● Exercise
Report every line of the records below that contains the string "移动气缸放料". Matching is case-sensitive.

● Records from a data source
· · ·

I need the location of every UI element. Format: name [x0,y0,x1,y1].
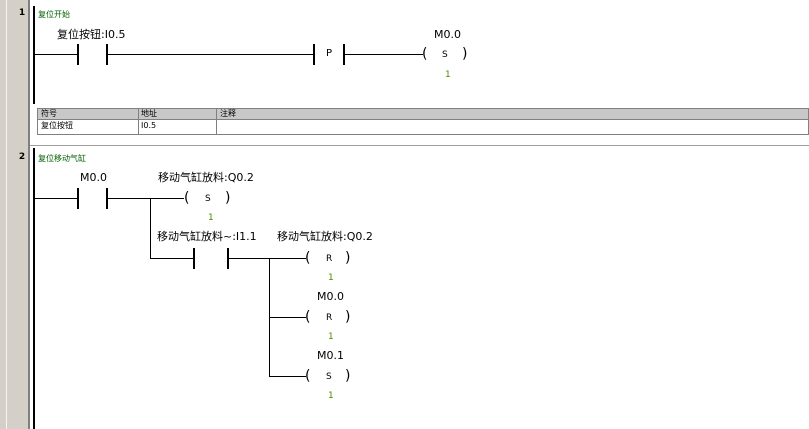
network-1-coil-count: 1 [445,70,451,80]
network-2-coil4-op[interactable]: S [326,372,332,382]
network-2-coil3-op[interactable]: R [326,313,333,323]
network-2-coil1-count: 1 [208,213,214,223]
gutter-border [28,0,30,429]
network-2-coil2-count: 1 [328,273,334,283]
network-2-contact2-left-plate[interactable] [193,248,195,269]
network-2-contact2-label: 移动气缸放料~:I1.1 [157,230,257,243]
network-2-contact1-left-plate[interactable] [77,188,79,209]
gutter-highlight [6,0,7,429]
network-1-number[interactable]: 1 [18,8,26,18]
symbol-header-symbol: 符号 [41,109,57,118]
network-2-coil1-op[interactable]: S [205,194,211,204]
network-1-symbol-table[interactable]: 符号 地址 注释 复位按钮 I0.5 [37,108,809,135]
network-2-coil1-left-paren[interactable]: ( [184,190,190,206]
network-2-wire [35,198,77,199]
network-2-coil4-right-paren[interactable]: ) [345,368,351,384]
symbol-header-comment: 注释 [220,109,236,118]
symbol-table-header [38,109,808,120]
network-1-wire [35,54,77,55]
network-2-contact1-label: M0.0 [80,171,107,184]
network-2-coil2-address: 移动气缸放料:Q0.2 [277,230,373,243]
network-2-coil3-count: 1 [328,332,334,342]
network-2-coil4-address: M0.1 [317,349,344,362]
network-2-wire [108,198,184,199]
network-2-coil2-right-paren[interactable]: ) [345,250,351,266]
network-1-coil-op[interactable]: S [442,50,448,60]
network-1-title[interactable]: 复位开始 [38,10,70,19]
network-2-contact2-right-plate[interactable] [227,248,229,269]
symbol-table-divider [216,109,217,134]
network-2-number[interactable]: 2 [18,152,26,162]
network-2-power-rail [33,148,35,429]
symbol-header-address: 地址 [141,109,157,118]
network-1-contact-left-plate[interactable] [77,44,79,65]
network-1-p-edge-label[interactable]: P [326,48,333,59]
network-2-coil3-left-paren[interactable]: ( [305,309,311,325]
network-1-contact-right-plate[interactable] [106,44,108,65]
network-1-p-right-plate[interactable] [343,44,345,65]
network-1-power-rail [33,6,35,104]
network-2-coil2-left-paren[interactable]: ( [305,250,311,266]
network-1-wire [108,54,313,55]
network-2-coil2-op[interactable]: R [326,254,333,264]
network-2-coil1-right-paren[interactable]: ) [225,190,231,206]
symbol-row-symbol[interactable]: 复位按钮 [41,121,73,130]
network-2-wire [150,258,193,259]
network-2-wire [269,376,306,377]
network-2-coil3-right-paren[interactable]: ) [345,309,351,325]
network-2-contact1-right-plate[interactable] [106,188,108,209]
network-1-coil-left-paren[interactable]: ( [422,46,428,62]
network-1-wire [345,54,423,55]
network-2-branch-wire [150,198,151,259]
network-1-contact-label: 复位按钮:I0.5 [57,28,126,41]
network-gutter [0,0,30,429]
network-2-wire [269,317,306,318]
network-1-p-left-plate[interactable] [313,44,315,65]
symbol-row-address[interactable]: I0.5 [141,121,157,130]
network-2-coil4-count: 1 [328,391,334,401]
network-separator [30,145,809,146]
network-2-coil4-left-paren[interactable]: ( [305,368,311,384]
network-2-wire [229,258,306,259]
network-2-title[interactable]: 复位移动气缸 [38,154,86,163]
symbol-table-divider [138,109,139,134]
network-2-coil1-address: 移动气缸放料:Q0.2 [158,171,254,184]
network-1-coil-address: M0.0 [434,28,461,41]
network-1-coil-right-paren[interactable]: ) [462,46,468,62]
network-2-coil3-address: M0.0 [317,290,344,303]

· · ·

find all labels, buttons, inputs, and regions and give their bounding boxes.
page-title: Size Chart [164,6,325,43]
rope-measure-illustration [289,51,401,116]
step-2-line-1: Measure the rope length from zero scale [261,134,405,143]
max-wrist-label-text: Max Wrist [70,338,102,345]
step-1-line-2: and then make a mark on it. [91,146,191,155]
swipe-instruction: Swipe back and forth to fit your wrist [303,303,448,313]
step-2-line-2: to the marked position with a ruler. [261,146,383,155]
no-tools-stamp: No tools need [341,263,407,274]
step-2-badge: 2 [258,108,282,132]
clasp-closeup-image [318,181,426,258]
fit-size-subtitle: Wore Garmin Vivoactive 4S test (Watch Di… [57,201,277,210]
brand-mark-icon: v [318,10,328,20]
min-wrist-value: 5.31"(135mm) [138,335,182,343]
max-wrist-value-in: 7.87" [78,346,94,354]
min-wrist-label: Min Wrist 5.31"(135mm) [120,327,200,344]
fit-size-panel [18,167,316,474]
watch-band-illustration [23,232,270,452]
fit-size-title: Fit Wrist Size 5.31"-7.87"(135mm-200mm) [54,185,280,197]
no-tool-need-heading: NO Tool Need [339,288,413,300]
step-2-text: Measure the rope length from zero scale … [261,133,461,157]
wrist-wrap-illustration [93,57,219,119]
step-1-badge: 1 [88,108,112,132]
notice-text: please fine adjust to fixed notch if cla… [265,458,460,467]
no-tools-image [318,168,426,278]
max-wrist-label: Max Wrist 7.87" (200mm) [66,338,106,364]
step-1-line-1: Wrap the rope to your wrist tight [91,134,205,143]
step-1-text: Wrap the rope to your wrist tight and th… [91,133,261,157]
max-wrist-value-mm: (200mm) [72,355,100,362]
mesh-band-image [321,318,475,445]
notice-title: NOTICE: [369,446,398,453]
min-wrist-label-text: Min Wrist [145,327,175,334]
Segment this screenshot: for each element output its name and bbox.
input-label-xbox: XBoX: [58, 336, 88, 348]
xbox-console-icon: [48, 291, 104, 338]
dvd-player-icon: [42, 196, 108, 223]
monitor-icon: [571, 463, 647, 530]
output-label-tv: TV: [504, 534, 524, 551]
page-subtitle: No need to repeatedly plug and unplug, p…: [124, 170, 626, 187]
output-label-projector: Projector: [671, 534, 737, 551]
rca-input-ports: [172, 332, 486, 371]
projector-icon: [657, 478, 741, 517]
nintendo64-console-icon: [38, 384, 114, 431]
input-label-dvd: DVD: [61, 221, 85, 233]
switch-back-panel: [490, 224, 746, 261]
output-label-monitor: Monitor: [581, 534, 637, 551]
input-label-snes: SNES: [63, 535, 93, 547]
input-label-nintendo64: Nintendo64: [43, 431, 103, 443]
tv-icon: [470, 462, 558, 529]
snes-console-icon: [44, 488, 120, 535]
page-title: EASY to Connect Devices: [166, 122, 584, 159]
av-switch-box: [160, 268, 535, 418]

· · ·

● Response to the task
network-2-contact2-label: 移动气缸放料~:I1.1 [157,230,257,243]
network-2-coil2-address: 移动气缸放料:Q0.2 [277,230,373,243]
network-2-coil1-address: 移动气缸放料:Q0.2 [158,171,254,184]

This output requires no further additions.